━━━ DATA SECTION ━━━
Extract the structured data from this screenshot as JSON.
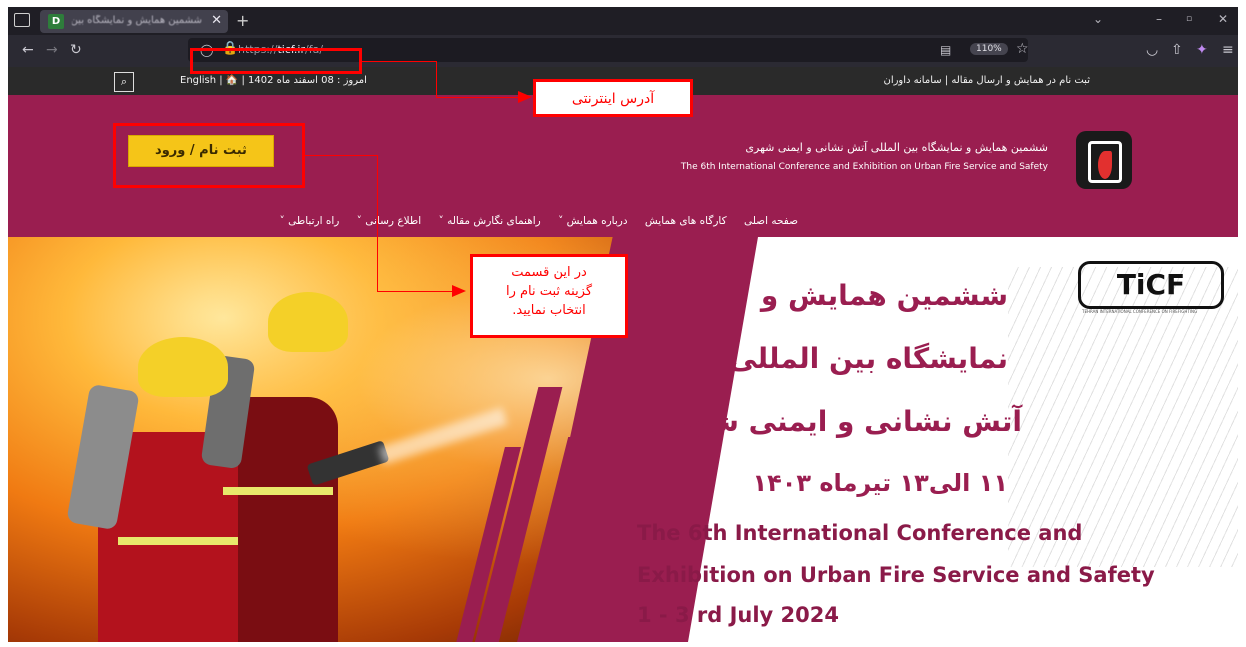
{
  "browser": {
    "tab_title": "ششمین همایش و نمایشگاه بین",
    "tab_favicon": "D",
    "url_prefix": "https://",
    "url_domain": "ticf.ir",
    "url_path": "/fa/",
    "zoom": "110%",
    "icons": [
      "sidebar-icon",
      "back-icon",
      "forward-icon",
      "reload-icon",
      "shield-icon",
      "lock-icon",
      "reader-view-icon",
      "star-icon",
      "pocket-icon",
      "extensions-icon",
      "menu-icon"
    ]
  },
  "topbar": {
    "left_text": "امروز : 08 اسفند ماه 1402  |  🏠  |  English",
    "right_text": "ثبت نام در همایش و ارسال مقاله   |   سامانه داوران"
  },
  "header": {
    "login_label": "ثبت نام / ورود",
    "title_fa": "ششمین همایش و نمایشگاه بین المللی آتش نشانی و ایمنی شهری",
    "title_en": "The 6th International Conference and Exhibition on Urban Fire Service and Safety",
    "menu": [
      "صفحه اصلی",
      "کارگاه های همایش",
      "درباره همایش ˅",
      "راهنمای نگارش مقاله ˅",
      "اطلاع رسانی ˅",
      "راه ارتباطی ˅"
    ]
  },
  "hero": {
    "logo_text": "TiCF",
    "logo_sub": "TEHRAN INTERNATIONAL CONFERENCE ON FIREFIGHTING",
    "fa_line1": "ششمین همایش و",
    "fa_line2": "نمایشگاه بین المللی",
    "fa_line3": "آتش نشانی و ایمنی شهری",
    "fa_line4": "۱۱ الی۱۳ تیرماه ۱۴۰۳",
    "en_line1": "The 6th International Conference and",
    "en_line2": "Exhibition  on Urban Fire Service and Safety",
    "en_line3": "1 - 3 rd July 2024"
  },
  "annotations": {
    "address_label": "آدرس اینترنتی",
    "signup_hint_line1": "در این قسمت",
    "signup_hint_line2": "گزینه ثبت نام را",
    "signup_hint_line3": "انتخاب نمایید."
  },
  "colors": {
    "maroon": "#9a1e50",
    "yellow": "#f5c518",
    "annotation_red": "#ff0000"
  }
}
━━━
• _TASK DESCRIPTION_
Word for word, quote the lines above. Omit the pictures.

• _COMPLETE ANSWER_
Extract the structured data from this screenshot as JSON.
{
  "browser": {
    "tab_title": "ششمین همایش و نمایشگاه بین",
    "tab_favicon": "D",
    "url_prefix": "https://",
    "url_domain": "ticf.ir",
    "url_path": "/fa/",
    "zoom": "110%",
    "icons": [
      "sidebar-icon",
      "back-icon",
      "forward-icon",
      "reload-icon",
      "shield-icon",
      "lock-icon",
      "reader-view-icon",
      "star-icon",
      "pocket-icon",
      "extensions-icon",
      "menu-icon"
    ]
  },
  "topbar": {
    "left_text": "امروز : 08 اسفند ماه 1402  |  🏠  |  English",
    "right_text": "ثبت نام در همایش و ارسال مقاله   |   سامانه داوران"
  },
  "header": {
    "login_label": "ثبت نام / ورود",
    "title_fa": "ششمین همایش و نمایشگاه بین المللی آتش نشانی و ایمنی شهری",
    "title_en": "The 6th International Conference and Exhibition on Urban Fire Service and Safety",
    "menu": [
      "صفحه اصلی",
      "کارگاه های همایش",
      "درباره همایش ˅",
      "راهنمای نگارش مقاله ˅",
      "اطلاع رسانی ˅",
      "راه ارتباطی ˅"
    ]
  },
  "hero": {
    "logo_text": "TiCF",
    "logo_sub": "TEHRAN INTERNATIONAL CONFERENCE ON FIREFIGHTING",
    "fa_line1": "ششمین همایش و",
    "fa_line2": "نمایشگاه بین المللی",
    "fa_line3": "آتش نشانی و ایمنی شهری",
    "fa_line4": "۱۱ الی۱۳ تیرماه ۱۴۰۳",
    "en_line1": "The 6th International Conference and",
    "en_line2": "Exhibition  on Urban Fire Service and Safety",
    "en_line3": "1 - 3 rd July 2024"
  },
  "annotations": {
    "address_label": "آدرس اینترنتی",
    "signup_hint_line1": "در این قسمت",
    "signup_hint_line2": "گزینه ثبت نام را",
    "signup_hint_line3": "انتخاب نمایید."
  },
  "colors": {
    "maroon": "#9a1e50",
    "yellow": "#f5c518",
    "annotation_red": "#ff0000"
  }
}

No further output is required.